>>

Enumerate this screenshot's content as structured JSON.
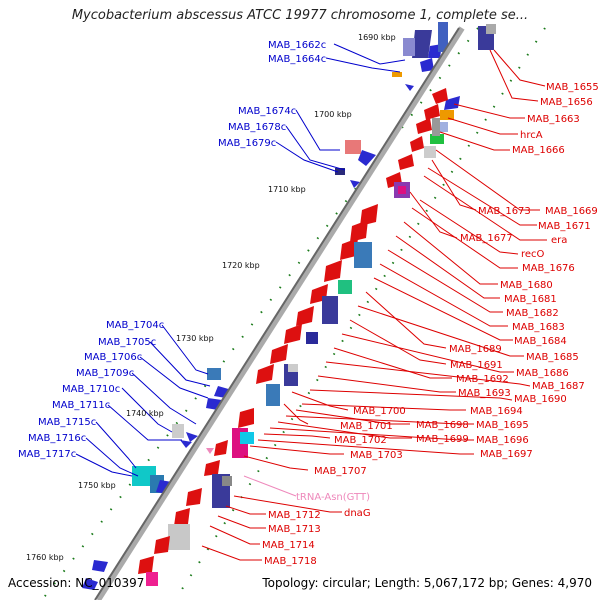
{
  "title": "Mycobacterium abscessus ATCC 19977 chromosome 1, complete se...",
  "accession": "Accession: NC_010397",
  "summary": "Topology: circular; Length: 5,067,172 bp; Genes: 4,970",
  "colors": {
    "forward_label": "#0000cc",
    "reverse_label": "#dd0000",
    "rna_label": "#ee88bb",
    "axis": "#888888",
    "dots": "#1a7a1a"
  },
  "ticks": [
    "1690 kbp",
    "1700 kbp",
    "1710 kbp",
    "1720 kbp",
    "1730 kbp",
    "1740 kbp",
    "1750 kbp",
    "1760 kbp"
  ],
  "left_labels": [
    "MAB_1662c",
    "MAB_1664c",
    "MAB_1674c",
    "MAB_1678c",
    "MAB_1679c",
    "MAB_1704c",
    "MAB_1705c",
    "MAB_1706c",
    "MAB_1709c",
    "MAB_1710c",
    "MAB_1711c",
    "MAB_1715c",
    "MAB_1716c",
    "MAB_1717c"
  ],
  "right_labels": [
    "MAB_1655",
    "MAB_1656",
    "MAB_1663",
    "hrcA",
    "MAB_1666",
    "MAB_1669",
    "MAB_1673",
    "MAB_1671",
    "era",
    "MAB_1677",
    "recO",
    "MAB_1676",
    "MAB_1680",
    "MAB_1681",
    "MAB_1682",
    "MAB_1683",
    "MAB_1684",
    "MAB_1689",
    "MAB_1685",
    "MAB_1691",
    "MAB_1686",
    "MAB_1692",
    "MAB_1687",
    "MAB_1693",
    "MAB_1690",
    "MAB_1694",
    "MAB_1700",
    "MAB_1698",
    "MAB_1695",
    "MAB_1701",
    "MAB_1699",
    "MAB_1696",
    "MAB_1702",
    "MAB_1697",
    "MAB_1703",
    "MAB_1707",
    "tRNA-Asn(GTT)",
    "dnaG",
    "MAB_1712",
    "MAB_1713",
    "MAB_1714",
    "MAB_1718"
  ]
}
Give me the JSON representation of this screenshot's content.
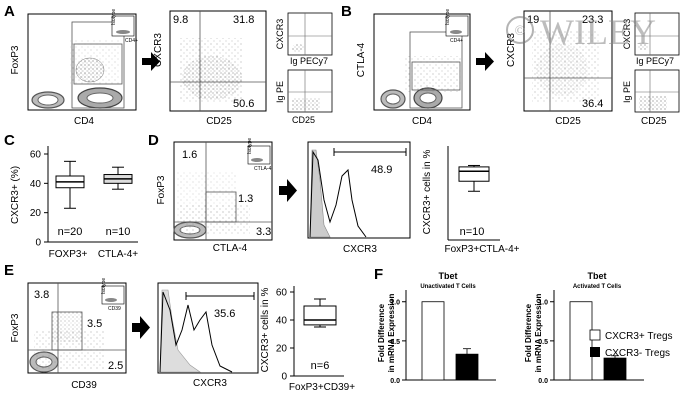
{
  "panels": {
    "A": {
      "letter": "A",
      "plot1": {
        "ylabel": "FoxP3",
        "xlabel": "CD4",
        "inset_top": "Isotype",
        "inset_bottom": "CD4+"
      },
      "plot2": {
        "ylabel": "CXCR3",
        "xlabel": "CD25",
        "q_ul": "9.8",
        "q_ur": "31.8",
        "q_lr": "50.6"
      },
      "iso1": {
        "ylabel": "CXCR3",
        "xlabel": "Ig PECy7"
      },
      "iso2": {
        "ylabel": "Ig PE",
        "xlabel": "CD25"
      }
    },
    "B": {
      "letter": "B",
      "plot1": {
        "ylabel": "CTLA-4",
        "xlabel": "CD4",
        "inset_top": "Isotype",
        "inset_bottom": "CD4+"
      },
      "plot2": {
        "ylabel": "CXCR3",
        "xlabel": "CD25",
        "q_ul": "19",
        "q_ur": "23.3",
        "q_lr": "36.4"
      },
      "iso1": {
        "ylabel": "CXCR3",
        "xlabel": "Ig PECy7"
      },
      "iso2": {
        "ylabel": "Ig PE",
        "xlabel": "CD25"
      },
      "watermark": "WILEY"
    },
    "C": {
      "letter": "C",
      "chart": {
        "ylabel": "CXCR3+ (%)",
        "yticks": [
          "0",
          "20",
          "40",
          "60"
        ],
        "groups": [
          "FOXP3+",
          "CTLA-4+"
        ],
        "n_labels": [
          "n=20",
          "n=10"
        ]
      }
    },
    "D": {
      "letter": "D",
      "dot": {
        "ylabel": "FoxP3",
        "xlabel": "CTLA-4",
        "q_ul": "1.6",
        "q_mid": "1.3",
        "q_lr": "3.3",
        "inset_top": "Isotype",
        "inset_bottom": "CTLA-4"
      },
      "hist": {
        "xlabel": "CXCR3",
        "gate": "48.9"
      },
      "box": {
        "ylabel": "CXCR3+ cells in %",
        "xlabel": "FoxP3+CTLA-4+",
        "n_label": "n=10"
      }
    },
    "E": {
      "letter": "E",
      "dot": {
        "ylabel": "FoxP3",
        "xlabel": "CD39",
        "q_ul": "3.8",
        "q_mid": "3.5",
        "q_lr": "2.5",
        "inset_top": "Isotype",
        "inset_bottom": "CD39"
      },
      "hist": {
        "xlabel": "CXCR3",
        "gate": "35.6"
      },
      "box": {
        "ylabel": "CXCR3+ cells in %",
        "yticks": [
          "0",
          "20",
          "40",
          "60"
        ],
        "xlabel": "FoxP3+CD39+",
        "n_label": "n=6"
      }
    },
    "F": {
      "letter": "F",
      "ylabel_line1": "Fold Difference",
      "ylabel_line2": "in mRNA Expression",
      "yticks": [
        "0.0",
        "0.5",
        "1.0"
      ],
      "left": {
        "title": "Tbet",
        "subtitle": "Unactivated T Cells"
      },
      "right": {
        "title": "Tbet",
        "subtitle": "Activated T Cells"
      },
      "legend": {
        "pos": "CXCR3+ Tregs",
        "neg": "CXCR3- Tregs"
      }
    }
  },
  "chart_data": [
    {
      "type": "bar",
      "panel": "F-left",
      "title": "Tbet",
      "subtitle": "Unactivated T Cells",
      "categories": [
        "CXCR3+ Tregs",
        "CXCR3- Tregs"
      ],
      "values": [
        1.0,
        0.33
      ],
      "errors": [
        0,
        0.07
      ],
      "ylim": [
        0,
        1.15
      ],
      "colors": [
        "#ffffff",
        "#000000"
      ]
    },
    {
      "type": "bar",
      "panel": "F-right",
      "title": "Tbet",
      "subtitle": "Activated T Cells",
      "categories": [
        "CXCR3+ Tregs",
        "CXCR3- Tregs"
      ],
      "values": [
        1.0,
        0.28
      ],
      "errors": [
        0,
        0.03
      ],
      "ylim": [
        0,
        1.15
      ],
      "colors": [
        "#ffffff",
        "#000000"
      ]
    },
    {
      "type": "box",
      "panel": "C",
      "categories": [
        "FOXP3+",
        "CTLA-4+"
      ],
      "series": [
        {
          "min": 23,
          "q1": 37,
          "median": 41,
          "q3": 45,
          "max": 55
        },
        {
          "min": 36,
          "q1": 40,
          "median": 43,
          "q3": 46,
          "max": 51
        }
      ],
      "ylim": [
        0,
        60
      ]
    }
  ]
}
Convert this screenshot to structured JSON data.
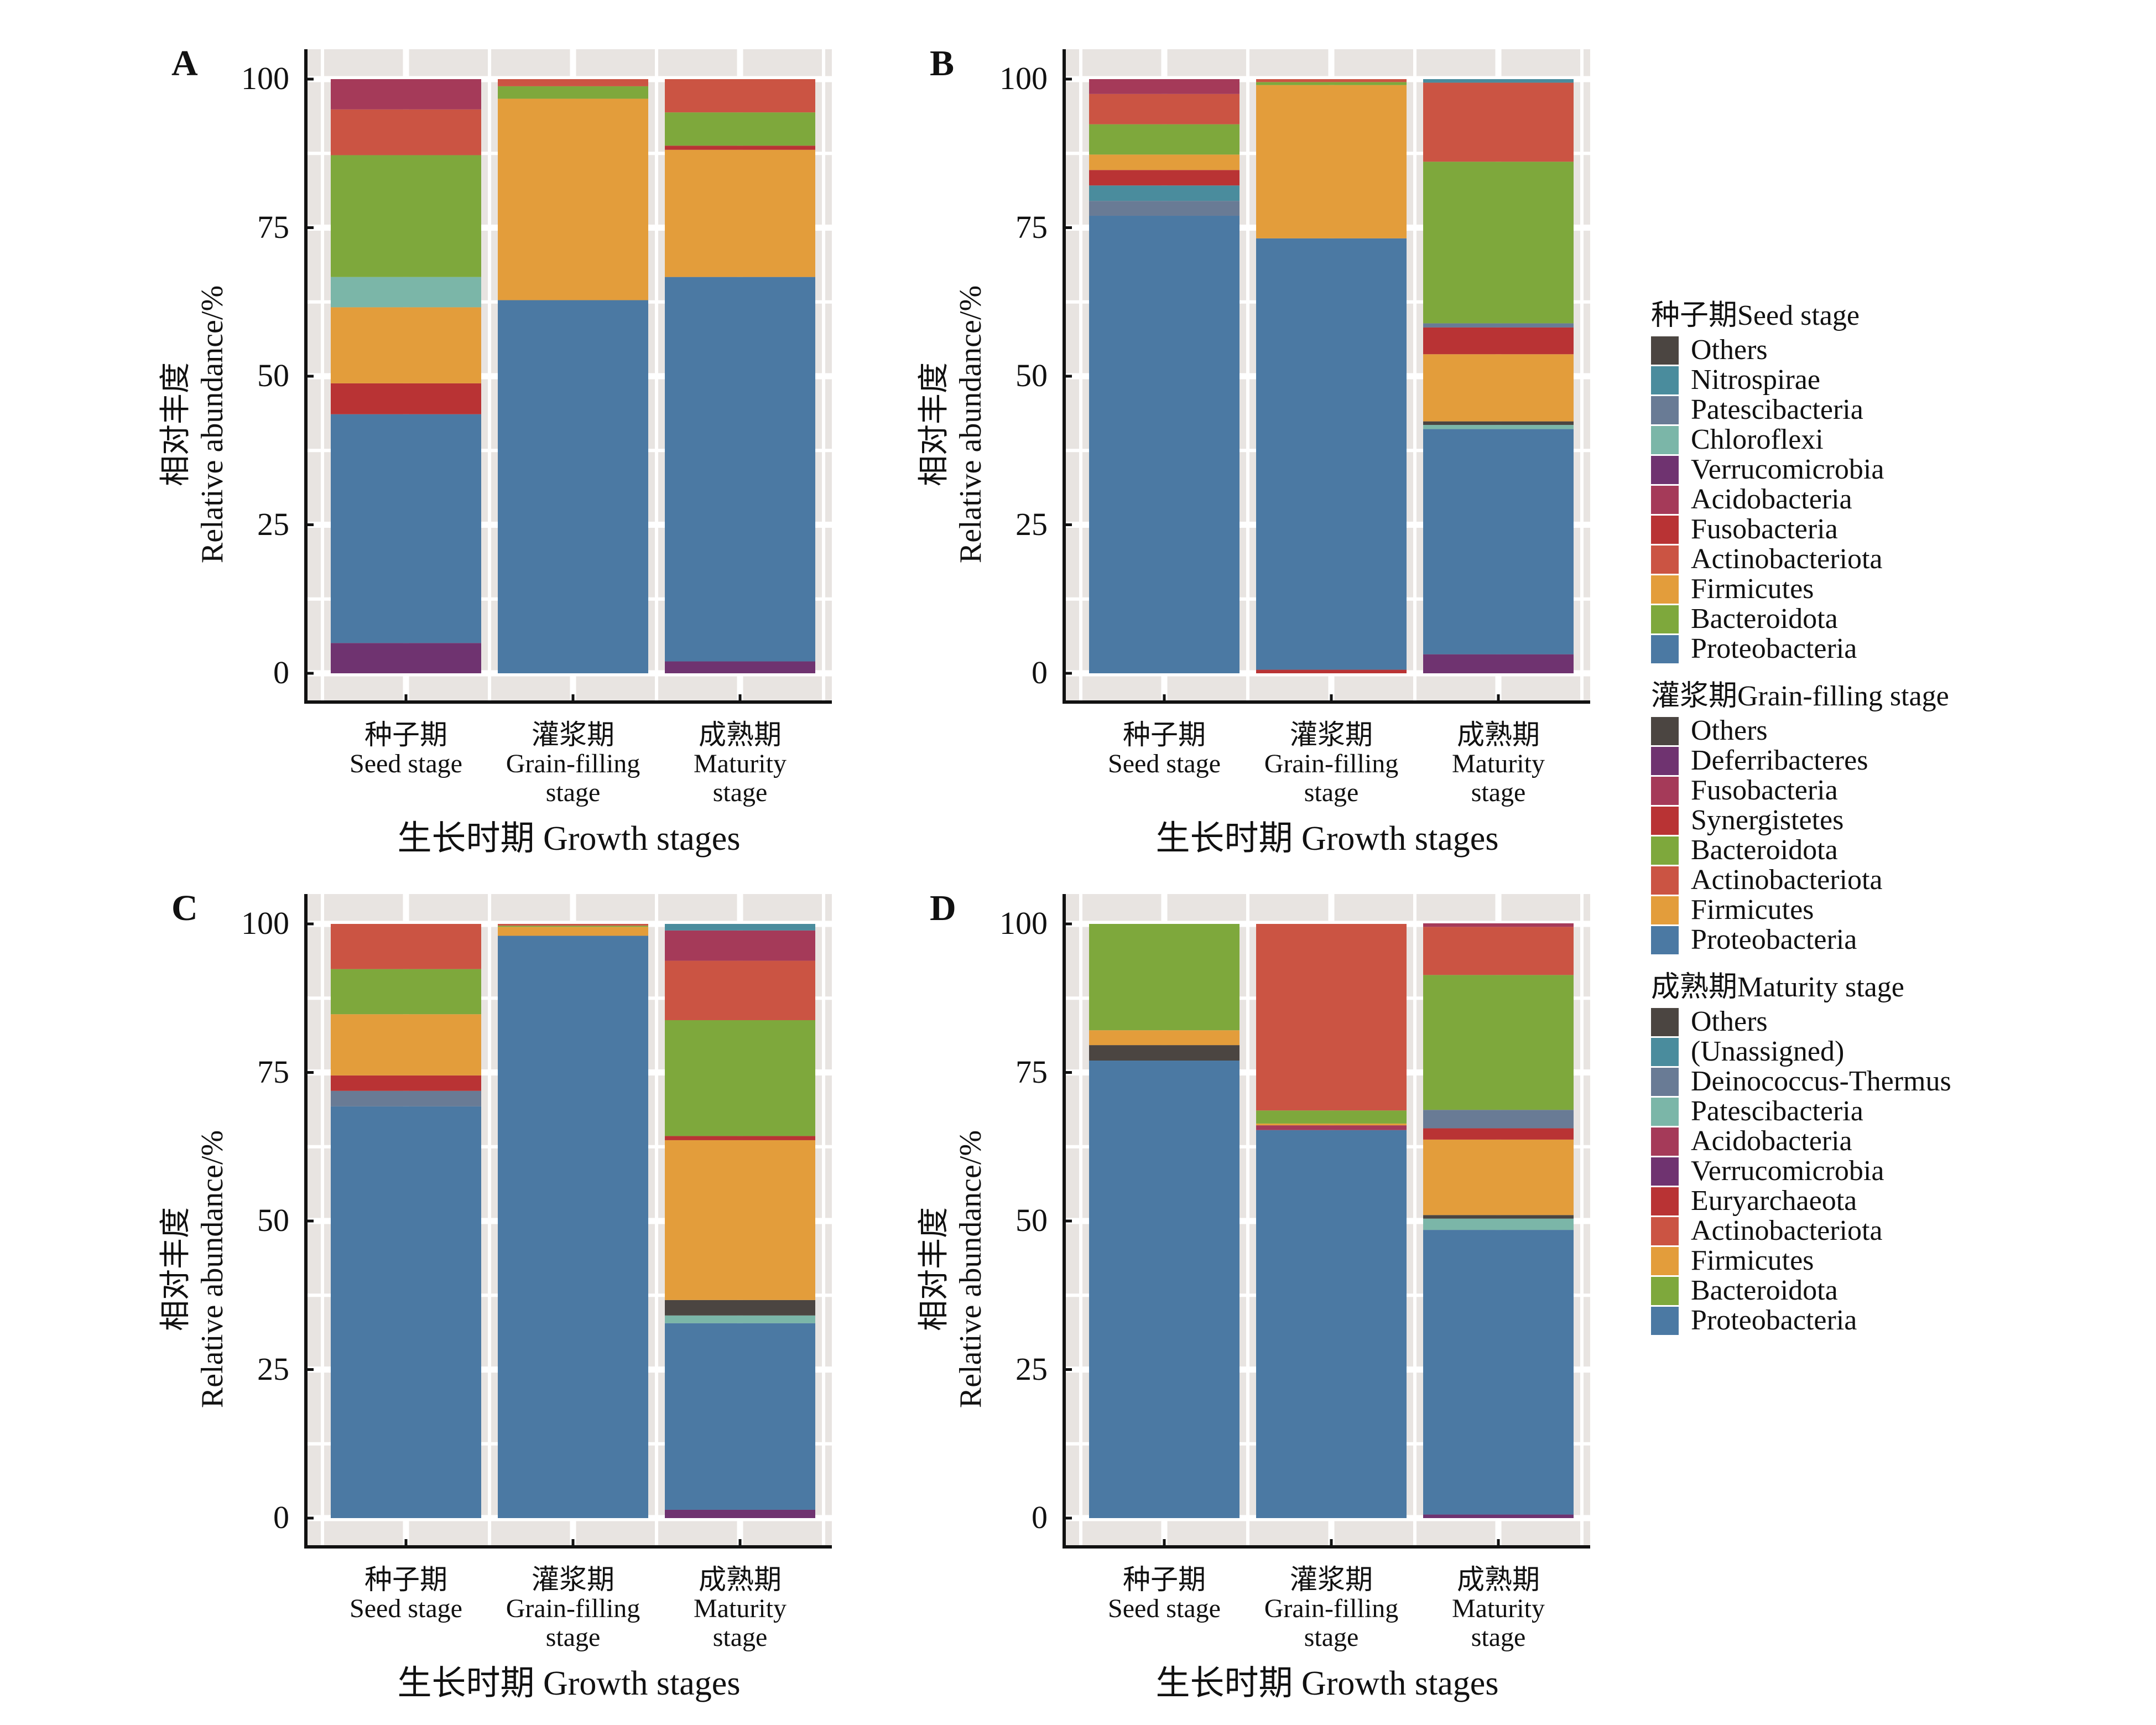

<<

**WHAT YOU SHOULD DO:** Return each line above word for word. Skip the pictures.

**RESPONSE:**
Enumerate this screenshot's content as structured JSON.
{
  "title": "Mycobacterium abscessus ATCC 19977 chromosome 1, complete se...",
  "accession": "Accession: NC_010397",
  "summary": "Topology: circular; Length: 5,067,172 bp; Genes: 4,970",
  "colors": {
    "forward_label": "#0000cc",
    "reverse_label": "#dd0000",
    "rna_label": "#ee88bb",
    "axis": "#888888",
    "dots": "#1a7a1a"
  },
  "ticks": [
    "1690 kbp",
    "1700 kbp",
    "1710 kbp",
    "1720 kbp",
    "1730 kbp",
    "1740 kbp",
    "1750 kbp",
    "1760 kbp"
  ],
  "left_labels": [
    "MAB_1662c",
    "MAB_1664c",
    "MAB_1674c",
    "MAB_1678c",
    "MAB_1679c",
    "MAB_1704c",
    "MAB_1705c",
    "MAB_1706c",
    "MAB_1709c",
    "MAB_1710c",
    "MAB_1711c",
    "MAB_1715c",
    "MAB_1716c",
    "MAB_1717c"
  ],
  "right_labels": [
    "MAB_1655",
    "MAB_1656",
    "MAB_1663",
    "hrcA",
    "MAB_1666",
    "MAB_1669",
    "MAB_1673",
    "MAB_1671",
    "era",
    "MAB_1677",
    "recO",
    "MAB_1676",
    "MAB_1680",
    "MAB_1681",
    "MAB_1682",
    "MAB_1683",
    "MAB_1684",
    "MAB_1689",
    "MAB_1685",
    "MAB_1691",
    "MAB_1686",
    "MAB_1692",
    "MAB_1687",
    "MAB_1693",
    "MAB_1690",
    "MAB_1694",
    "MAB_1700",
    "MAB_1698",
    "MAB_1695",
    "MAB_1701",
    "MAB_1699",
    "MAB_1696",
    "MAB_1702",
    "MAB_1697",
    "MAB_1703",
    "MAB_1707",
    "tRNA-Asn(GTT)",
    "dnaG",
    "MAB_1712",
    "MAB_1713",
    "MAB_1714",
    "MAB_1718"
  ]
}
Give me the JSON representation of this screenshot's content.
{
  "panels": {
    "A": {
      "letter": "A",
      "plot1": {
        "ylabel": "FoxP3",
        "xlabel": "CD4",
        "inset_top": "Isotype",
        "inset_bottom": "CD4+"
      },
      "plot2": {
        "ylabel": "CXCR3",
        "xlabel": "CD25",
        "q_ul": "9.8",
        "q_ur": "31.8",
        "q_lr": "50.6"
      },
      "iso1": {
        "ylabel": "CXCR3",
        "xlabel": "Ig PECy7"
      },
      "iso2": {
        "ylabel": "Ig PE",
        "xlabel": "CD25"
      }
    },
    "B": {
      "letter": "B",
      "plot1": {
        "ylabel": "CTLA-4",
        "xlabel": "CD4",
        "inset_top": "Isotype",
        "inset_bottom": "CD4+"
      },
      "plot2": {
        "ylabel": "CXCR3",
        "xlabel": "CD25",
        "q_ul": "19",
        "q_ur": "23.3",
        "q_lr": "36.4"
      },
      "iso1": {
        "ylabel": "CXCR3",
        "xlabel": "Ig PECy7"
      },
      "iso2": {
        "ylabel": "Ig PE",
        "xlabel": "CD25"
      },
      "watermark": "WILEY"
    },
    "C": {
      "letter": "C",
      "chart": {
        "ylabel": "CXCR3+ (%)",
        "yticks": [
          "0",
          "20",
          "40",
          "60"
        ],
        "groups": [
          "FOXP3+",
          "CTLA-4+"
        ],
        "n_labels": [
          "n=20",
          "n=10"
        ]
      }
    },
    "D": {
      "letter": "D",
      "dot": {
        "ylabel": "FoxP3",
        "xlabel": "CTLA-4",
        "q_ul": "1.6",
        "q_mid": "1.3",
        "q_lr": "3.3",
        "inset_top": "Isotype",
        "inset_bottom": "CTLA-4"
      },
      "hist": {
        "xlabel": "CXCR3",
        "gate": "48.9"
      },
      "box": {
        "ylabel": "CXCR3+ cells in %",
        "xlabel": "FoxP3+CTLA-4+",
        "n_label": "n=10"
      }
    },
    "E": {
      "letter": "E",
      "dot": {
        "ylabel": "FoxP3",
        "xlabel": "CD39",
        "q_ul": "3.8",
        "q_mid": "3.5",
        "q_lr": "2.5",
        "inset_top": "Isotype",
        "inset_bottom": "CD39"
      },
      "hist": {
        "xlabel": "CXCR3",
        "gate": "35.6"
      },
      "box": {
        "ylabel": "CXCR3+ cells in %",
        "yticks": [
          "0",
          "20",
          "40",
          "60"
        ],
        "xlabel": "FoxP3+CD39+",
        "n_label": "n=6"
      }
    },
    "F": {
      "letter": "F",
      "ylabel_line1": "Fold Difference",
      "ylabel_line2": "in mRNA Expression",
      "yticks": [
        "0.0",
        "0.5",
        "1.0"
      ],
      "left": {
        "title": "Tbet",
        "subtitle": "Unactivated T Cells"
      },
      "right": {
        "title": "Tbet",
        "subtitle": "Activated T Cells"
      },
      "legend": {
        "pos": "CXCR3+ Tregs",
        "neg": "CXCR3- Tregs"
      }
    }
  },
  "chart_data": [
    {
      "type": "bar",
      "panel": "F-left",
      "title": "Tbet",
      "subtitle": "Unactivated T Cells",
      "categories": [
        "CXCR3+ Tregs",
        "CXCR3- Tregs"
      ],
      "values": [
        1.0,
        0.33
      ],
      "errors": [
        0,
        0.07
      ],
      "ylim": [
        0,
        1.15
      ],
      "colors": [
        "#ffffff",
        "#000000"
      ]
    },
    {
      "type": "bar",
      "panel": "F-right",
      "title": "Tbet",
      "subtitle": "Activated T Cells",
      "categories": [
        "CXCR3+ Tregs",
        "CXCR3- Tregs"
      ],
      "values": [
        1.0,
        0.28
      ],
      "errors": [
        0,
        0.03
      ],
      "ylim": [
        0,
        1.15
      ],
      "colors": [
        "#ffffff",
        "#000000"
      ]
    },
    {
      "type": "box",
      "panel": "C",
      "categories": [
        "FOXP3+",
        "CTLA-4+"
      ],
      "series": [
        {
          "min": 23,
          "q1": 37,
          "median": 41,
          "q3": 45,
          "max": 55
        },
        {
          "min": 36,
          "q1": 40,
          "median": 43,
          "q3": 46,
          "max": 51
        }
      ],
      "ylim": [
        0,
        60
      ]
    }
  ]
}
Convert this screenshot to structured JSON data.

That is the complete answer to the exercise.